Requirements.
Extract all lines that hold the string "signal".

---------- Information shown

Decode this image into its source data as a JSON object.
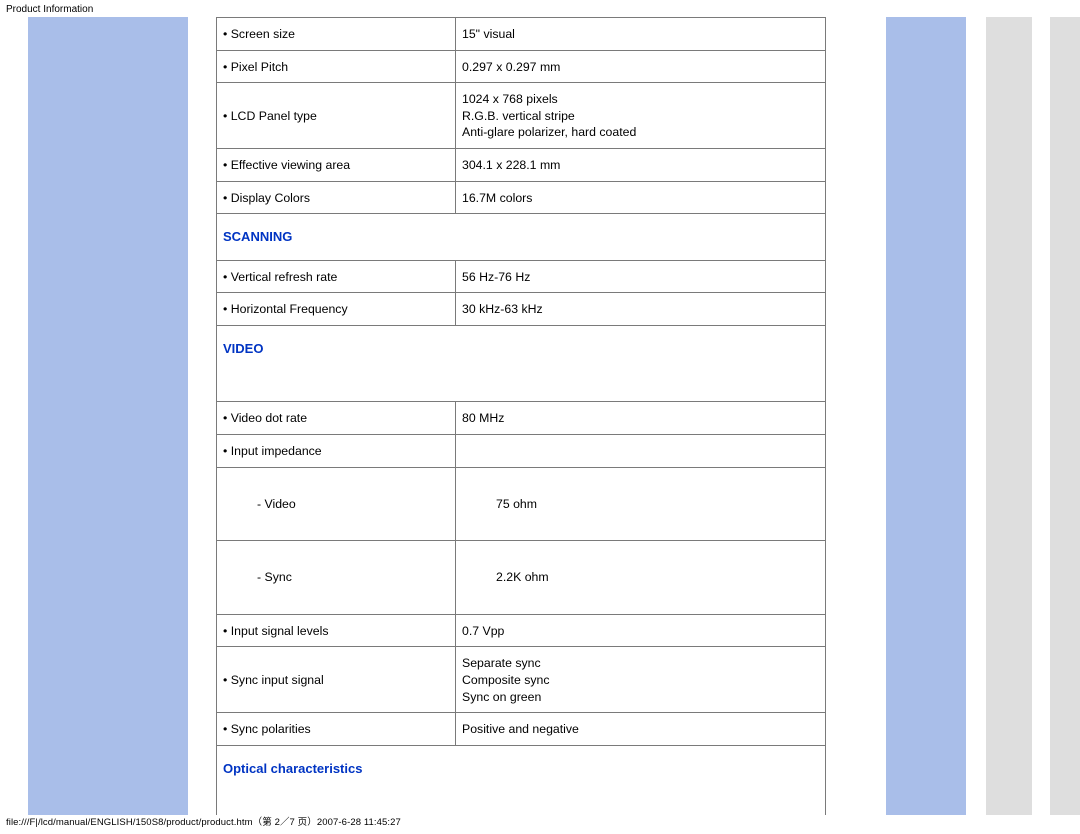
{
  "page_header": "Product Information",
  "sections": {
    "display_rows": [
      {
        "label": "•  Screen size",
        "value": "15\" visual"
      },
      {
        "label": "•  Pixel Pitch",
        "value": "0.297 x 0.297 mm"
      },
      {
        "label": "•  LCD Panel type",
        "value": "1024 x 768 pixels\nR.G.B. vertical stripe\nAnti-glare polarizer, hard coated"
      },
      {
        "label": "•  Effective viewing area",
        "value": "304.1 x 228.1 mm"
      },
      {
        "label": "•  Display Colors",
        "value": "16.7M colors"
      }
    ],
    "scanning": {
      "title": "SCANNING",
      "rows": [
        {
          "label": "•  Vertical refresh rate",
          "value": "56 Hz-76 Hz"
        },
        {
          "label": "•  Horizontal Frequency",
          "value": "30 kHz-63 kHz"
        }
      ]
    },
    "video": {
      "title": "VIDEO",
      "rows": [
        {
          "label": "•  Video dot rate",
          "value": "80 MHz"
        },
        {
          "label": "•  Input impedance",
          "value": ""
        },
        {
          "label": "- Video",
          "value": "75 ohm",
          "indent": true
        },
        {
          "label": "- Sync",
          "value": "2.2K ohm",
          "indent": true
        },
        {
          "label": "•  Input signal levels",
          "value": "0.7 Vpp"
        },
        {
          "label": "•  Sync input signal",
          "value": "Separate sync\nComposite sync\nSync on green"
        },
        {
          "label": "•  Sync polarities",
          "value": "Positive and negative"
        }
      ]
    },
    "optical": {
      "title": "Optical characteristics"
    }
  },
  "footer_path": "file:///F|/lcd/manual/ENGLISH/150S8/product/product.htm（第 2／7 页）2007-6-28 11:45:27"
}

--------------------

Exercise output.
          "label": "•  Input signal levels",
          "label": "•  Sync input signal",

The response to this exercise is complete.